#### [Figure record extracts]
▬▬▬▬▬▬▬▬▬▬

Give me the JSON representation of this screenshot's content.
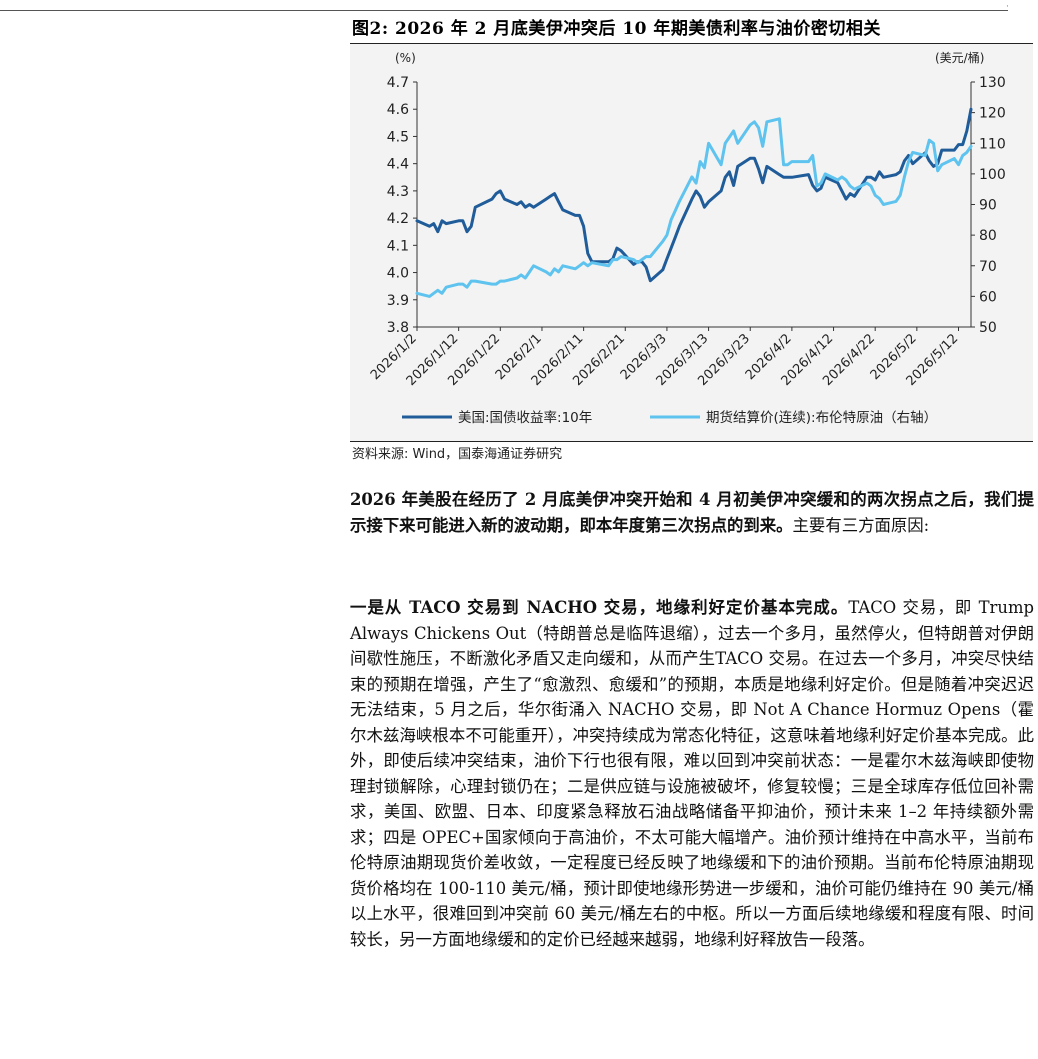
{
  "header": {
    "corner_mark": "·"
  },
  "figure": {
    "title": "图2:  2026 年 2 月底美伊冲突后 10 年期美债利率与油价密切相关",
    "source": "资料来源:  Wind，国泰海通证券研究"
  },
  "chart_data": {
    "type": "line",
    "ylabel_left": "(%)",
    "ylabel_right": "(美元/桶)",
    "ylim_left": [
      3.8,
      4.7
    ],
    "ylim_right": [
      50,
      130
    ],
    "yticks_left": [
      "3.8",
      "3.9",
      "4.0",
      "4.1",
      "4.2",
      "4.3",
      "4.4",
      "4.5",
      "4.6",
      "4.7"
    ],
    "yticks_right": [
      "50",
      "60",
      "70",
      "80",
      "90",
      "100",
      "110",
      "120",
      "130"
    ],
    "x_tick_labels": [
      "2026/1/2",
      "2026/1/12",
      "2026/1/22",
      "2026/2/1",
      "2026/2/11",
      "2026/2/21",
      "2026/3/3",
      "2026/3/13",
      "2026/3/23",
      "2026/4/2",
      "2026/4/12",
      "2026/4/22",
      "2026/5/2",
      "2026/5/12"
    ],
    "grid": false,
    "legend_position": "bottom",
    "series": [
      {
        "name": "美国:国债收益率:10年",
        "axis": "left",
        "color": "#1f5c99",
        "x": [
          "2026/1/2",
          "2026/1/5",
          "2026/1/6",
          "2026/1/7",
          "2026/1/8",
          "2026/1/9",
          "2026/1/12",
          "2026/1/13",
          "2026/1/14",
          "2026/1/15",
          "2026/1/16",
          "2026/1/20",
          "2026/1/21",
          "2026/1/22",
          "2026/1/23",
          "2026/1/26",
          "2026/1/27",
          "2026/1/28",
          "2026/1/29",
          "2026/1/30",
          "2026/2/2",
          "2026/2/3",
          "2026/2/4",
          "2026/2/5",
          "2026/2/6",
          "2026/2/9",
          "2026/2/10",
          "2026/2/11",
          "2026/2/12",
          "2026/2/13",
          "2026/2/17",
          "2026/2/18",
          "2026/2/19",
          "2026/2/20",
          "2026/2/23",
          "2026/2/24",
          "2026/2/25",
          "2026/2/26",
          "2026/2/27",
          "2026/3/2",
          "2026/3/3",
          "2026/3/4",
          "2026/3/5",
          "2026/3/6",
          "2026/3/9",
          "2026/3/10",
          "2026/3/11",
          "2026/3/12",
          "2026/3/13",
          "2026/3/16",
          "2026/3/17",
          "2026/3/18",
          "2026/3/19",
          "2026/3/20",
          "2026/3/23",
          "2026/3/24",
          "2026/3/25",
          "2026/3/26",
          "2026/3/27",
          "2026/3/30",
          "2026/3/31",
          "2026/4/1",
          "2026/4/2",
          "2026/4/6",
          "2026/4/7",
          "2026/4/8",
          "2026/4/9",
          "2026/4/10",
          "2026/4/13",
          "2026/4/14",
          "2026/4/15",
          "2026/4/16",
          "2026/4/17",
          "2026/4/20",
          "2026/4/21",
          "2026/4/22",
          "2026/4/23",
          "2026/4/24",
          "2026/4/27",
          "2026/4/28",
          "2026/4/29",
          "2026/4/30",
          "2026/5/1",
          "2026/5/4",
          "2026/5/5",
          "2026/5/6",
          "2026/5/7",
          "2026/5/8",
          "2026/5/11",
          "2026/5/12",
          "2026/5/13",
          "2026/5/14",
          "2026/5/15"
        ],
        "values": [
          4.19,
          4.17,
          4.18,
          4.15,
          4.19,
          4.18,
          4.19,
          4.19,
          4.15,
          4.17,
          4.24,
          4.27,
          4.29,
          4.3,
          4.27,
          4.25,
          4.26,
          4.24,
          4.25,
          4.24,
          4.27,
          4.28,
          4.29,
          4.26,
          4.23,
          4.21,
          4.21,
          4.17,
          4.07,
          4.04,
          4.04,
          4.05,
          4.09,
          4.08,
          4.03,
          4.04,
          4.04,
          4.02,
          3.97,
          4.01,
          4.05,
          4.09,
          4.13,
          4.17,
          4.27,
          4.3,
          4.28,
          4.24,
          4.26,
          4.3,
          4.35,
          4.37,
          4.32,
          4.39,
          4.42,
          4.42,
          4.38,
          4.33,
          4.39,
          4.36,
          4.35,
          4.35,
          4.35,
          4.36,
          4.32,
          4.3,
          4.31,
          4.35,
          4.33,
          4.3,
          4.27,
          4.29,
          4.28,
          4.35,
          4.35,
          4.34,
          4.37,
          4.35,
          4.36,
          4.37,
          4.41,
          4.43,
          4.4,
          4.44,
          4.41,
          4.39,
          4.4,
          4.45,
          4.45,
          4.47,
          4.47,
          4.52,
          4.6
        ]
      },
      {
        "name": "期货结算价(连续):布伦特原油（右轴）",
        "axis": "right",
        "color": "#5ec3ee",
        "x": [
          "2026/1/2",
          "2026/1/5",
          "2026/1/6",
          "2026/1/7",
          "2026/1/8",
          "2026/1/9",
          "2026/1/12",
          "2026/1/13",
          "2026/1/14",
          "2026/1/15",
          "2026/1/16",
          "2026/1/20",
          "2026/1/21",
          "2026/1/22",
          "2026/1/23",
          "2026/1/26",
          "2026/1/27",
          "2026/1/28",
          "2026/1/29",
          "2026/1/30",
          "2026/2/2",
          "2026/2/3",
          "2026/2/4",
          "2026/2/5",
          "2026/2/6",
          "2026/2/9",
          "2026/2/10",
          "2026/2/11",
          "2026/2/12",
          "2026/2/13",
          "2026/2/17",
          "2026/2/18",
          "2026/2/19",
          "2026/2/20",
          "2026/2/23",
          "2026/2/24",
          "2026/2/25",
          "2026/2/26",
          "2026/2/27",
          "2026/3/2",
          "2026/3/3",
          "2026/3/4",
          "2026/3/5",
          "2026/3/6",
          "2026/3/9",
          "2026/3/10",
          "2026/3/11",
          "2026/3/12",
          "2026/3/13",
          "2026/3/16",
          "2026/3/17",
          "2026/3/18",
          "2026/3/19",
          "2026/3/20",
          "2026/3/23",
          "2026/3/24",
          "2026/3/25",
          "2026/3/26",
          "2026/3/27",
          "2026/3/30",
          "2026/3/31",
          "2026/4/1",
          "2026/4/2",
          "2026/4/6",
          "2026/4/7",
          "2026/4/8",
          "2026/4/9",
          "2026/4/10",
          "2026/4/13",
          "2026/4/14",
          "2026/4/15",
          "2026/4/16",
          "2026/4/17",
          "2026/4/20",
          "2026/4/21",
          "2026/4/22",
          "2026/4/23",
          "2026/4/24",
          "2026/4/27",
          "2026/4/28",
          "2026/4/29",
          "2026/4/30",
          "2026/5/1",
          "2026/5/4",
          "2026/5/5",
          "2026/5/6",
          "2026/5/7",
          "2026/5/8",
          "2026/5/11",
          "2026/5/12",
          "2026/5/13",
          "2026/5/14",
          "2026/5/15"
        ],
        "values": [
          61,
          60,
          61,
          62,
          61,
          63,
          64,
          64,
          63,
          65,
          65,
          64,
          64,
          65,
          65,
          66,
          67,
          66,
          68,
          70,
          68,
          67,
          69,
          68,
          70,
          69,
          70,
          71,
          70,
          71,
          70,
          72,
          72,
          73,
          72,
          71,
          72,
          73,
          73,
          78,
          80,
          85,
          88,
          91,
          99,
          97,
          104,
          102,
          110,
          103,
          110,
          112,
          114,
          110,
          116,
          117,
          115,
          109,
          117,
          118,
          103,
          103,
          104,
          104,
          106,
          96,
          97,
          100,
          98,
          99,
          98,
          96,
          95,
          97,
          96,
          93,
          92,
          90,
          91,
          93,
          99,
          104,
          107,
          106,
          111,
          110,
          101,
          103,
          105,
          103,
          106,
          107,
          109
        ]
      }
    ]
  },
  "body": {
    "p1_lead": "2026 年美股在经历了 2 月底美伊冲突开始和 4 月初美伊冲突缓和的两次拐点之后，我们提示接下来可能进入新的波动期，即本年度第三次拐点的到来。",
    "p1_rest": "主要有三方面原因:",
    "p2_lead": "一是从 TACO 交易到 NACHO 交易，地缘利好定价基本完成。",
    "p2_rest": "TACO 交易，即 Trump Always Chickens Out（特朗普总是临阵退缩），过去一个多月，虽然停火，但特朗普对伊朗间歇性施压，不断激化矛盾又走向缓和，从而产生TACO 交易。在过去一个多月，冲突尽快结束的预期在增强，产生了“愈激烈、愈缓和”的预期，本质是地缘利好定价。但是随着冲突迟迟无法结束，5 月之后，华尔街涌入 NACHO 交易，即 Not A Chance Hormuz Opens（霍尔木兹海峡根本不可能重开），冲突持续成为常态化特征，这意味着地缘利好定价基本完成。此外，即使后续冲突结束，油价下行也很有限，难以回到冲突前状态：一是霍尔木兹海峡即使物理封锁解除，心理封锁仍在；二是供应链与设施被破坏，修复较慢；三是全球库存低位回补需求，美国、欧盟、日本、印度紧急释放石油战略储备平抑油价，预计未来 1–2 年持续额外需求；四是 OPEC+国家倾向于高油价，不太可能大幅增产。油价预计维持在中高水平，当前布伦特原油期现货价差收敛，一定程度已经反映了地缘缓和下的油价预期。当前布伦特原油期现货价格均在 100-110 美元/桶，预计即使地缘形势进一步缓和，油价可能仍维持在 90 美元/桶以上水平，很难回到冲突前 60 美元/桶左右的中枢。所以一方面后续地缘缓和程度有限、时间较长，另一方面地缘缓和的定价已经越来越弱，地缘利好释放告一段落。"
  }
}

▬▬▬▬▬▬▬▬▬▬

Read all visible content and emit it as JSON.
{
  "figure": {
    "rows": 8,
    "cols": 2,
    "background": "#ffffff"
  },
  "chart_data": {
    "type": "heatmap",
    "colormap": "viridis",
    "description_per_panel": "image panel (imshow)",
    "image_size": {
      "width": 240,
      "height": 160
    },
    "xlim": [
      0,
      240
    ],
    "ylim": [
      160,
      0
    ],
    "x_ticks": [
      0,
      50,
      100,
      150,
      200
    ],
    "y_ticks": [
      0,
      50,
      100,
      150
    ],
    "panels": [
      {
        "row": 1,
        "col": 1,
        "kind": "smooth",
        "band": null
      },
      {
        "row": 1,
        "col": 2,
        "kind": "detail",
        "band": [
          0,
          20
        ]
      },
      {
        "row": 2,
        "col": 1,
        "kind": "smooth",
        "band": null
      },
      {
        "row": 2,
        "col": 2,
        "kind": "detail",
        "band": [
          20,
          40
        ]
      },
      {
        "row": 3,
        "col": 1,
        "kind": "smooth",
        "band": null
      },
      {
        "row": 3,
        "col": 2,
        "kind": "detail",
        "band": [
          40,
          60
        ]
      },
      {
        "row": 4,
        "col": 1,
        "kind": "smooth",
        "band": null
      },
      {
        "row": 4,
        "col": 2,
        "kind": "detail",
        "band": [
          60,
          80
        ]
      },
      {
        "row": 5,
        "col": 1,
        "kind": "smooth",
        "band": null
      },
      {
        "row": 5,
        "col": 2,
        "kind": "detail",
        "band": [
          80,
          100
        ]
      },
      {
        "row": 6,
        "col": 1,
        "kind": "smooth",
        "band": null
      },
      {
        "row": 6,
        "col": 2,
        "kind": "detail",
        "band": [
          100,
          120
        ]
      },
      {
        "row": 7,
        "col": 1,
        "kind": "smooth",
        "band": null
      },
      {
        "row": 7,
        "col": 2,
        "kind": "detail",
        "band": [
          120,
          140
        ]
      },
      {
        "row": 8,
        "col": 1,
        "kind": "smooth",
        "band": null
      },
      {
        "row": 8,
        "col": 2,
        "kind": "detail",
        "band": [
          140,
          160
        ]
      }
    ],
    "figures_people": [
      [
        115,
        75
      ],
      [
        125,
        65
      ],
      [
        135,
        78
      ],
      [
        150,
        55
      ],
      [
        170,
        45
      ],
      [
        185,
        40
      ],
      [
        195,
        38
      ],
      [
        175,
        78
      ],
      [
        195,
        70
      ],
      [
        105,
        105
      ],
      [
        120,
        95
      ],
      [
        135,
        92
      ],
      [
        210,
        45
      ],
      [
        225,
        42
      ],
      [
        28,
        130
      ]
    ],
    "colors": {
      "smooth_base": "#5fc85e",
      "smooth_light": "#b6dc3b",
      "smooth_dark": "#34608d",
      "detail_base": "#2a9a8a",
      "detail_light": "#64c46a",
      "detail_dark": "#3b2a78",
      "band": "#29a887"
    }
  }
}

▬▬▬▬▬▬▬▬▬▬

#### [Directions for this task]
In the listing above, locate each line with "TACO" and copy it.

#### [Output of the task]
    "p2_lead": "一是从 TACO 交易到 NACHO 交易，地缘利好定价基本完成。",
    "p2_rest": "TACO 交易，即 Trump Always Chickens Out（特朗普总是临阵退缩），过去一个多月，虽然停火，但特朗普对伊朗间歇性施压，不断激化矛盾又走向缓和，从而产生TACO 交易。在过去一个多月，冲突尽快结束的预期在增强，产生了“愈激烈、愈缓和”的预期，本质是地缘利好定价。但是随着冲突迟迟无法结束，5 月之后，华尔街涌入 NACHO 交易，即 Not A Chance Hormuz Opens（霍尔木兹海峡根本不可能重开），冲突持续成为常态化特征，这意味着地缘利好定价基本完成。此外，即使后续冲突结束，油价下行也很有限，难以回到冲突前状态：一是霍尔木兹海峡即使物理封锁解除，心理封锁仍在；二是供应链与设施被破坏，修复较慢；三是全球库存低位回补需求，美国、欧盟、日本、印度紧急释放石油战略储备平抑油价，预计未来 1–2 年持续额外需求；四是 OPEC+国家倾向于高油价，不太可能大幅增产。油价预计维持在中高水平，当前布伦特原油期现货价差收敛，一定程度已经反映了地缘缓和下的油价预期。当前布伦特原油期现货价格均在 100-110 美元/桶，预计即使地缘形势进一步缓和，油价可能仍维持在 90 美元/桶以上水平，很难回到冲突前 60 美元/桶左右的中枢。所以一方面后续地缘缓和程度有限、时间较长，另一方面地缘缓和的定价已经越来越弱，地缘利好释放告一段落。"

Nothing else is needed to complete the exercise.